QUOTED TEXT
☆ ☆ ☆ ☆ ☆

These Spicy Roasted Daikon Radish French Fries are a sure fire way to get everyone to love daikon radishes. Full of delicious Asian flavors and caramelized to perfection, it's one of the most unique daikon recipes.
Look, I'm just going to be totally honest with you. While they may look like potato fries, they're not -- nor are they trying to be potato fries.
They're Daikon Fries, and proud of it.
Of all the daikon recipes I've tasted, this is my favorite.
*Don't expect the same texture that you'd find in a potato French fry.
The roasting process leaves these Daikon Radish Fries with a wonderful caramelized "crust," but they will be considerably more soft than crisp.
Oh, and I wouldn't even think about dipping them in any sort of a sauce. There's simply no need.
The Ingredients
Each fry is a mouthful of these scrumptious flavors.
- Daikon - Try to choose heavy, plump. Daikon with bright green perky leaves attached.
- chili paste - I use Sambal Oelek.
- fresh ginger - Fresh ginger roots should be firm and feel heavy for their size.
- Tamari or soy sauce - Tamari is slightly thicker and richer than regular soy sauce, and it's usually gluten-free. You can use either.
- grapeseed oil - Or other neutral oil, like vegetable.
- sugar
- salt - I cook with Kosher salt because I like its larger flake size and it usually doesn't contain additives. (If you use table salt, use half the amount.)
(See recipe card below for quantities.)
What is a Daikon Radish?
- Daikon is a long white Asian radish that looks like a parsnip, though it's usually much larger.
- Slightly less pungent than the small round radishes, they're quite good raw or pickled for an excellent crunch in a salad.

☆ ☆ ☆ ☆ ☆

RECORDED INFORMATION

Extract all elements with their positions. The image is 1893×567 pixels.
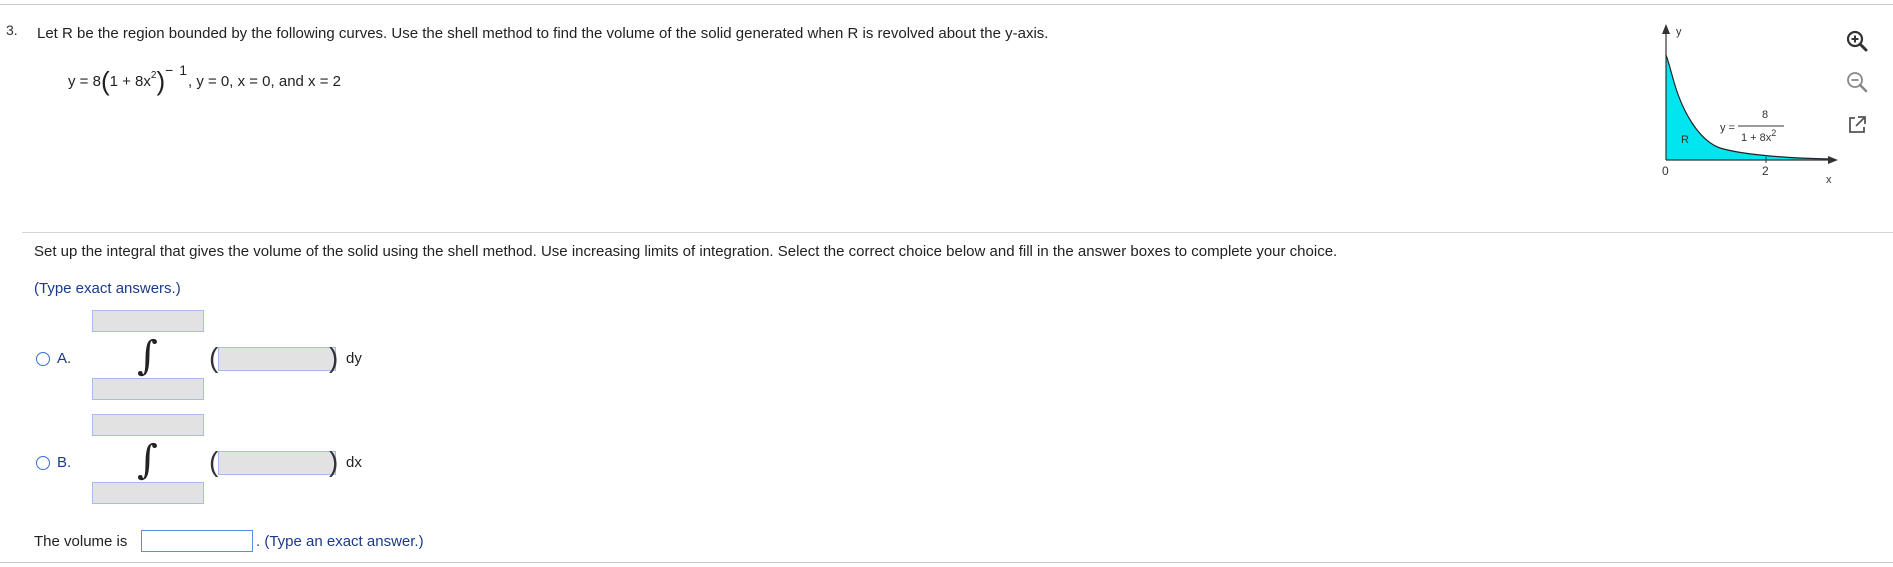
- x-axis-arrow: [1828, 156, 1838, 164]
- integral-sign: ∫: [137, 333, 158, 379]
- function-lhs: y =: [1720, 122, 1735, 134]
- x-tick-2: 2: [1762, 164, 1769, 178]
- zoom-out-icon: [1847, 72, 1868, 93]
- formula-inner: 1 + 8x: [109, 73, 151, 90]
- x-axis-label: x: [1826, 174, 1832, 186]
- open-paren: (: [209, 446, 219, 477]
- question-number: 3.: [6, 22, 18, 38]
- choice-b-integrand[interactable]: [218, 451, 336, 475]
- close-paren: ): [329, 446, 339, 477]
- zoom-in-icon: [1846, 30, 1868, 52]
- bottom-divider: [0, 562, 1893, 563]
- choice-b-radio[interactable]: B.: [36, 454, 71, 471]
- integral-sign: ∫: [137, 437, 158, 483]
- section-divider: [22, 232, 1893, 233]
- volume-label: The volume is: [34, 533, 128, 550]
- function-numerator: 8: [1762, 109, 1768, 121]
- popout-button[interactable]: [1843, 111, 1871, 139]
- zoom-out-button[interactable]: [1843, 68, 1871, 96]
- choice-b-upper-limit[interactable]: [92, 414, 204, 436]
- volume-answer-input[interactable]: [141, 530, 253, 552]
- close-paren: ): [329, 342, 339, 373]
- radio-circle-icon[interactable]: [36, 351, 50, 366]
- choice-a-differential: dy: [346, 350, 362, 367]
- choice-a-radio[interactable]: A.: [36, 350, 71, 367]
- function-denominator-base: 1 + 8x: [1741, 132, 1772, 144]
- function-denominator-exponent: 2: [1771, 128, 1776, 138]
- exact-answers-hint: (Type exact answers.): [34, 280, 181, 297]
- y-axis-arrow: [1662, 24, 1670, 34]
- choice-a-integrand[interactable]: [218, 347, 336, 371]
- formula-exponent: − 1: [165, 62, 188, 78]
- formula-rest: , y = 0, x = 0, and x = 2: [187, 73, 341, 90]
- choice-b-lower-limit[interactable]: [92, 482, 204, 504]
- region-r-fill: [1666, 55, 1830, 160]
- x-tick-0: 0: [1662, 164, 1669, 178]
- function-denominator: 1 + 8x2: [1741, 128, 1776, 144]
- choice-a-upper-limit[interactable]: [92, 310, 204, 332]
- formula-prefix: y = 8: [68, 73, 101, 90]
- region-label: R: [1681, 134, 1689, 146]
- choice-a-lower-limit[interactable]: [92, 378, 204, 400]
- question-prompt: Let R be the region bounded by the follo…: [37, 25, 1049, 42]
- radio-circle-icon[interactable]: [36, 455, 50, 470]
- setup-instructions: Set up the integral that gives the volum…: [34, 243, 1338, 260]
- choice-b-differential: dx: [346, 454, 362, 471]
- choice-a-label: A.: [57, 350, 72, 367]
- popout-icon: [1849, 116, 1866, 133]
- formula-close-paren: ): [156, 66, 166, 96]
- volume-hint: . (Type an exact answer.): [256, 533, 424, 550]
- open-paren: (: [209, 342, 219, 373]
- region-graph: y x 0 2 R y = 8 1 + 8x2: [1662, 24, 1838, 186]
- zoom-in-button[interactable]: [1843, 27, 1871, 55]
- y-axis-label: y: [1676, 26, 1682, 38]
- choice-b-label: B.: [57, 454, 72, 471]
- curves-formula: y = 8(1 + 8x2)− 1, y = 0, x = 0, and x =…: [68, 62, 341, 94]
- formula-open-paren: (: [100, 66, 110, 96]
- top-divider: [0, 4, 1893, 5]
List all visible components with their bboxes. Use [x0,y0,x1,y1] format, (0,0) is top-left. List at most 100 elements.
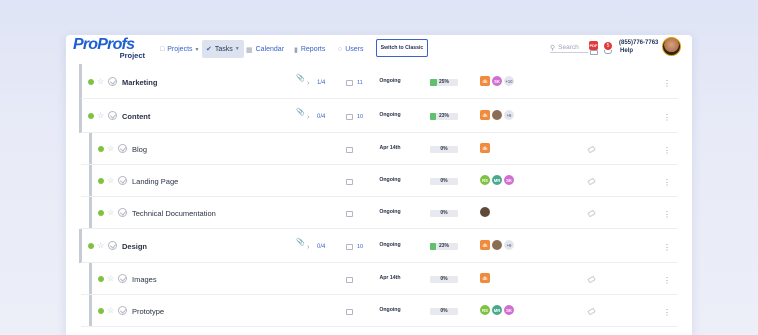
assignee-avatar[interactable]: dk [480,273,490,283]
tag-icon[interactable] [587,209,596,218]
more-options-icon[interactable]: ⋮ [663,244,671,252]
avatar[interactable] [662,37,681,56]
more-options-icon[interactable]: ⋮ [663,80,671,88]
pdf-icon[interactable]: PDF [589,41,598,50]
complete-checkbox[interactable] [108,77,117,86]
task-title[interactable]: Technical Documentation [132,209,216,218]
paperclip-icon[interactable]: 📎 [296,74,305,82]
comment-count[interactable]: 10 [357,114,363,120]
tag-icon[interactable] [587,145,596,154]
more-assignees-badge[interactable]: +10 [504,76,514,86]
assignee-avatar[interactable]: SK [504,175,514,185]
assignee-avatar[interactable] [480,207,490,217]
notification-badge[interactable]: 5 [604,42,612,50]
tag-icon[interactable] [587,275,596,284]
assignee-avatar[interactable]: SK [504,305,514,315]
table-row[interactable]: ☆ Technical Documentation Ongoing 0% ⋮ [66,197,692,229]
task-status[interactable]: Ongoing [372,209,408,215]
help-link[interactable]: Help [620,48,633,54]
assignee-avatar[interactable]: MR [492,305,502,315]
task-title[interactable]: Design [122,242,147,251]
task-title[interactable]: Images [132,275,157,284]
complete-checkbox[interactable] [118,144,127,153]
more-assignees-badge[interactable]: +9 [504,240,514,250]
comment-icon[interactable] [346,114,353,120]
star-icon[interactable]: ☆ [107,209,114,217]
table-row[interactable]: ☆ Design 📎 › 0/4 10 Ongoing 23% dk +9 ⋮ [66,229,692,263]
star-icon[interactable]: ☆ [107,307,114,315]
task-title[interactable]: Prototype [132,307,164,316]
more-options-icon[interactable]: ⋮ [663,309,671,317]
assignee-avatar[interactable]: SK [492,76,502,86]
comment-icon[interactable] [346,211,353,217]
assignee-avatar[interactable]: dk [480,143,490,153]
comment-icon[interactable] [346,277,353,283]
paperclip-icon[interactable]: 📎 [296,238,305,246]
task-status[interactable]: Apr 14th [372,275,408,281]
task-status[interactable]: Apr 14th [372,145,408,151]
search-input[interactable]: ⚲ Search [550,43,588,53]
comment-icon[interactable] [346,179,353,185]
task-status[interactable]: Ongoing [372,307,408,313]
star-icon[interactable]: ☆ [107,275,114,283]
task-status[interactable]: Ongoing [372,242,408,248]
comment-icon[interactable] [346,309,353,315]
subtask-count[interactable]: 0/4 [317,244,325,250]
switch-to-classic-button[interactable]: Switch to Classic [376,39,428,57]
task-status[interactable]: Ongoing [372,78,408,84]
proprofs-project-logo[interactable]: ProProfs Project [73,36,145,60]
star-icon[interactable]: ☆ [97,112,104,120]
assignee-avatar[interactable]: RS [480,175,490,185]
complete-checkbox[interactable] [108,111,117,120]
assignee-avatar[interactable]: MR [492,175,502,185]
star-icon[interactable]: ☆ [107,177,114,185]
complete-checkbox[interactable] [118,176,127,185]
nav-users[interactable]: ○ Users [338,41,364,58]
star-icon[interactable]: ☆ [107,145,114,153]
chevron-right-icon[interactable]: › [307,244,309,251]
more-options-icon[interactable]: ⋮ [663,114,671,122]
subtask-count[interactable]: 0/4 [317,114,325,120]
task-status[interactable]: Ongoing [372,112,408,118]
table-row[interactable]: ☆ Prototype Ongoing 0% RS MR SK ⋮ [66,295,692,327]
nav-reports[interactable]: ▮ Reports [294,41,325,58]
assignee-avatar[interactable]: RS [480,305,490,315]
more-options-icon[interactable]: ⋮ [663,179,671,187]
assignee-avatar[interactable] [492,240,502,250]
comment-count[interactable]: 10 [357,244,363,250]
comment-count[interactable]: 11 [357,80,363,86]
table-row[interactable]: ☆ Marketing 📎 › 1/4 11 Ongoing 25% dk SK +10 ⋮ [66,64,692,99]
table-row[interactable]: ☆ Landing Page Ongoing 0% RS MR SK ⋮ [66,165,692,197]
complete-checkbox[interactable] [118,306,127,315]
complete-checkbox[interactable] [108,241,117,250]
comment-icon[interactable] [346,147,353,153]
comment-icon[interactable] [346,244,353,250]
tag-icon[interactable] [587,307,596,316]
comment-icon[interactable] [346,80,353,86]
table-row[interactable]: ☆ Images Apr 14th 0% dk ⋮ [66,263,692,295]
more-options-icon[interactable]: ⋮ [663,277,671,285]
complete-checkbox[interactable] [118,208,127,217]
paperclip-icon[interactable]: 📎 [296,108,305,116]
task-title[interactable]: Content [122,112,150,121]
table-row[interactable]: ☆ Blog Apr 14th 0% dk ⋮ [66,133,692,165]
subtask-count[interactable]: 1/4 [317,80,325,86]
chevron-right-icon[interactable]: › [307,80,309,87]
nav-tasks[interactable]: ✔ Tasks ▼ [202,40,244,58]
task-title[interactable]: Blog [132,145,147,154]
task-title[interactable]: Landing Page [132,177,178,186]
assignee-avatar[interactable]: dk [480,110,490,120]
assignee-avatar[interactable] [492,110,502,120]
more-options-icon[interactable]: ⋮ [663,147,671,155]
assignee-avatar[interactable]: dk [480,76,490,86]
star-icon[interactable]: ☆ [97,242,104,250]
task-status[interactable]: Ongoing [372,177,408,183]
task-title[interactable]: Marketing [122,78,157,87]
bell-icon[interactable] [604,50,612,54]
tag-icon[interactable] [587,177,596,186]
more-options-icon[interactable]: ⋮ [663,211,671,219]
table-row[interactable]: ☆ Content 📎 › 0/4 10 Ongoing 23% dk +5 ⋮ [66,99,692,133]
star-icon[interactable]: ☆ [97,78,104,86]
more-assignees-badge[interactable]: +5 [504,110,514,120]
chevron-right-icon[interactable]: › [307,114,309,121]
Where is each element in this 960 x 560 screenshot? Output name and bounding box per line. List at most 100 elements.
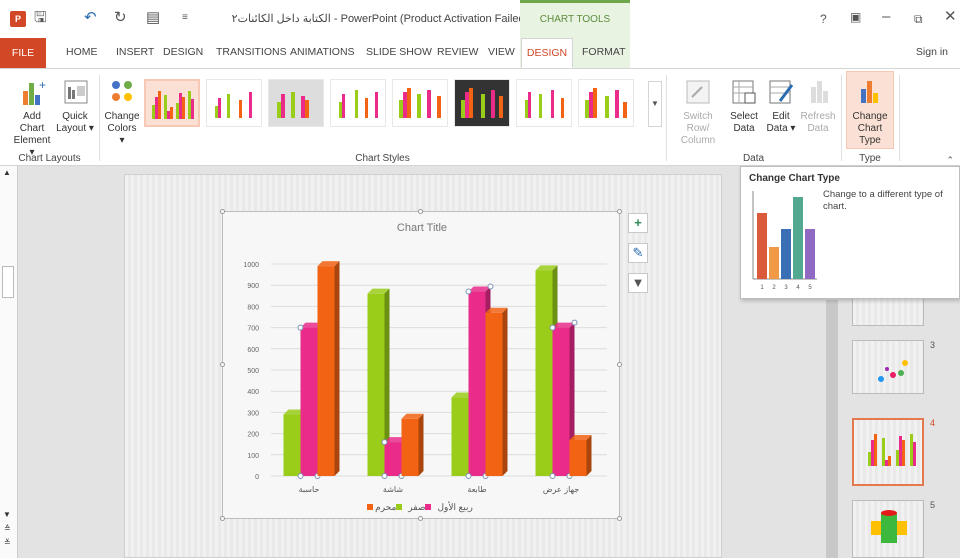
save-icon[interactable]: 🖫: [34, 9, 47, 27]
change-colors-line1: Change: [104, 111, 140, 122]
change-chart-type-button[interactable]: Change Chart Type: [846, 77, 894, 147]
chart-style-2[interactable]: [206, 79, 262, 127]
preview-bar: [793, 197, 803, 279]
title-bar: P 🖫 ↶ ↻ ▤ ≡ الكتابة داخل الكائنات٢ - Pow…: [0, 0, 960, 38]
resize-handle[interactable]: [220, 362, 225, 367]
chart-bar: [317, 266, 335, 476]
chart-bar: [451, 397, 469, 476]
next-slide-icon[interactable]: ≚: [4, 538, 11, 548]
legend-item[interactable]: محرم: [375, 502, 404, 512]
chart-style-6[interactable]: [454, 79, 510, 127]
selection-point: [381, 439, 388, 446]
resize-handle[interactable]: [220, 209, 225, 214]
customize-toolbar-icon[interactable]: ≡: [182, 9, 188, 27]
restore-icon[interactable]: ⧉: [914, 10, 923, 28]
selection-point: [571, 319, 578, 326]
tab-home[interactable]: HOME: [66, 46, 98, 58]
refresh-data-button[interactable]: Refresh Data: [800, 77, 836, 135]
quick-layout-button[interactable]: Quick Layout ▾: [56, 77, 94, 135]
chart-style-5[interactable]: [392, 79, 448, 127]
ribbon-display-icon[interactable]: ▣: [850, 8, 861, 26]
prev-slide-icon[interactable]: ≙: [4, 524, 11, 534]
tab-format[interactable]: FORMAT: [582, 46, 626, 58]
x-category-label: جهاز عرض: [543, 485, 579, 494]
slide-thumbnail[interactable]: [852, 500, 924, 558]
chart-legend[interactable]: ربيع الأول صفر محرم: [223, 502, 621, 513]
tab-animations[interactable]: ANIMATIONS: [290, 46, 355, 58]
tab-design[interactable]: DESIGN: [163, 46, 203, 58]
sign-in-link[interactable]: Sign in: [916, 46, 948, 58]
slide-thumbnail[interactable]: [852, 340, 924, 394]
slide-thumbnail-selected[interactable]: [852, 418, 924, 486]
preview-tick-label: 1: [760, 285, 764, 291]
undo-icon[interactable]: ↶: [84, 9, 97, 27]
chart-style-3[interactable]: [268, 79, 324, 127]
minimize-icon[interactable]: –: [882, 8, 890, 26]
preview-bar: [805, 229, 815, 279]
chart-bar: [552, 327, 570, 476]
quick-layout-line2: Layout ▾: [56, 123, 94, 134]
tooltip-title: Change Chart Type: [749, 173, 840, 184]
chart-bar: [367, 293, 385, 476]
chart-style-1[interactable]: [144, 79, 200, 127]
legend-label: محرم: [375, 502, 397, 512]
help-icon[interactable]: ?: [820, 10, 827, 28]
y-tick-label: 1000: [243, 262, 259, 269]
group-type: Type: [859, 153, 881, 164]
resize-handle[interactable]: [220, 516, 225, 521]
chart-style-8[interactable]: [578, 79, 634, 127]
preview-bar: [757, 213, 767, 279]
chart-bar: [535, 270, 553, 476]
quick-layout-line1: Quick: [62, 111, 88, 122]
y-tick-label: 200: [247, 432, 259, 439]
legend-item[interactable]: صفر: [408, 502, 433, 512]
change-colors-button[interactable]: Change Colors ▾: [104, 77, 140, 147]
chart-bar: [300, 327, 318, 476]
chart-bar: [283, 414, 301, 476]
chart-elements-plus-icon[interactable]: +: [628, 213, 648, 233]
chart-area[interactable]: 0 100 200 300 400 500 600 700 800 900 1000 حاسبة شا…: [222, 211, 620, 519]
scroll-thumb[interactable]: [2, 266, 14, 298]
switch-row-column-button[interactable]: Switch Row/ Column: [672, 77, 724, 147]
tab-insert[interactable]: INSERT: [116, 46, 154, 58]
vertical-scrollbar[interactable]: ▲ ▼ ≙ ≚: [0, 166, 18, 558]
thumbnail-scrollbar[interactable]: [826, 300, 838, 558]
tab-slide-show[interactable]: SLIDE SHOW: [366, 46, 432, 58]
edit-data-button[interactable]: Edit Data ▾: [764, 77, 798, 135]
add-chart-element-button[interactable]: + Add Chart Element ▾: [10, 77, 54, 159]
scroll-up-icon[interactable]: ▲: [3, 168, 11, 177]
tab-chart-design[interactable]: DESIGN: [521, 38, 573, 68]
y-tick-label: 900: [247, 283, 259, 290]
y-tick-label: 600: [247, 347, 259, 354]
chart-bar-side: [502, 307, 508, 476]
tab-view[interactable]: VIEW: [488, 46, 515, 58]
chart-bar: [485, 312, 503, 476]
close-icon[interactable]: ✕: [944, 8, 957, 26]
redo-icon[interactable]: ↻: [114, 9, 127, 27]
chart-style-7[interactable]: [516, 79, 572, 127]
resize-handle[interactable]: [418, 209, 423, 214]
chart-bar: [569, 439, 587, 476]
tab-transitions[interactable]: TRANSITIONS: [216, 46, 287, 58]
tab-review[interactable]: REVIEW: [437, 46, 478, 58]
chart-title[interactable]: Chart Title: [223, 222, 621, 234]
resize-handle[interactable]: [617, 209, 622, 214]
select-data-button[interactable]: Select Data: [727, 77, 761, 135]
gallery-more-button[interactable]: ▼: [648, 81, 662, 127]
start-slideshow-icon[interactable]: ▤: [146, 9, 160, 27]
preview-tick-label: 4: [796, 285, 800, 291]
y-tick-label: 700: [247, 326, 259, 333]
resize-handle[interactable]: [418, 516, 423, 521]
chart-filters-funnel-icon[interactable]: ▼: [628, 273, 648, 293]
chart-styles-brush-icon[interactable]: ✎: [628, 243, 648, 263]
resize-handle[interactable]: [617, 362, 622, 367]
resize-handle[interactable]: [617, 516, 622, 521]
legend-label: ربيع الأول: [437, 502, 473, 512]
tooltip-description: Change to a different type of chart.: [823, 189, 943, 212]
tab-file[interactable]: FILE: [0, 38, 46, 68]
collapse-ribbon-icon[interactable]: ⌃: [946, 155, 954, 166]
chart-bar-side: [334, 261, 340, 476]
y-tick-label: 100: [247, 453, 259, 460]
chart-style-4[interactable]: [330, 79, 386, 127]
scroll-down-icon[interactable]: ▼: [3, 510, 11, 519]
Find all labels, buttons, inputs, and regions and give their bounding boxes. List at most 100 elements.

☆ ☆ ☆ ☆ ☆

WHAT TO WORK ON
Proceed with the piece on spicy roasted daikon radish fries, resuming after its final sentence.

TASK OUTPUT
I love them the most roasted and doused in sweet and spicy Asian flavors, turned into Daikon Radish French Fries.
How to Make Them
- Preheat the oven to 475°F, and adjust a rack to the center.
- Cut the Daikon into sections approximately 3-inches long.
- Cut about ¼-inch slices off the side of each one, to make a base. Stand the sections on their bases, and cut them, vertically into slices about ¼-inch thick. Stand these slices on top of each other, and then cut them into sticks about ¼-inch thick. Add all of the Daikon slices to a baking sheet and set aside.
- Combine the oil, chili paste, Tamari or soy sauce, ginger, sugar and salt. Drizzle this over the Daikon and mix.
- Spread the coated Daikon fries on a sheet pan and roast them in the preheated 475°F oven until they are golden brown on all sides, about 30 minutes. (You should gently toss/flip them about halfway through the cooking time.)
- Add a double layer of paper towels to another baking sheet, and when the fries are done, add them on top of the towels to drain and cool.
(More detailed instructions are below.)
What to Serve with Daikon Radish French Fries
The possibilities are really endless, as these fries pair really well with all types of dishes.
They would be great added to an Asian-style menu, along with my Crispy Garlic Ginger Bok Choy Chips and Miso Gai Lan Egg Soup.
All of these flavors and textures will compliment each other beautifully.
Can you make them ahead?
I don't recommend making these too far ahead -- you don't want them sitting out for more than about 15 minutes before serving.
They're best as close to the time they come out of the oven as possible because they'll loose some of their crispness, and they're already a softer fry.
That said, even when they're softer, they're still amazingly tasty.
I often serve them with Asian Pear Marinated Flank Steak or Broiled Black Cod with Bok Choy.
And adding a green salad is always a great idea.
More of my Favorite French fry Recipes
- Curry French Fries with Coconut Lime Dipping Sauce
- Perfect Oven Roasted French Fries
- Smoky Chipotle Parmesan French Fries
- Chile Lemon Purple Sweet Potato Roasted French Fries
A Few More Daikon Recipes
You simply won't be able to stop snacking on them!
Thank you Melissa's Produce for sending me Asian produce which inspired this recipe, and others.
If you try this Daikon radish recipe, or any of my other recipes, I’d love to hear what you think in the comments. You can also follow me on Instagram, Pinterest and Facebook to keep up with my mouth-watering recipes!
Spicy Roasted Daikon “French Fry” Recipe
Ingredients
- 3½ tablespoons grapeseed oil
- 1½ teaspoons chili paste (I like Sambal Oelek)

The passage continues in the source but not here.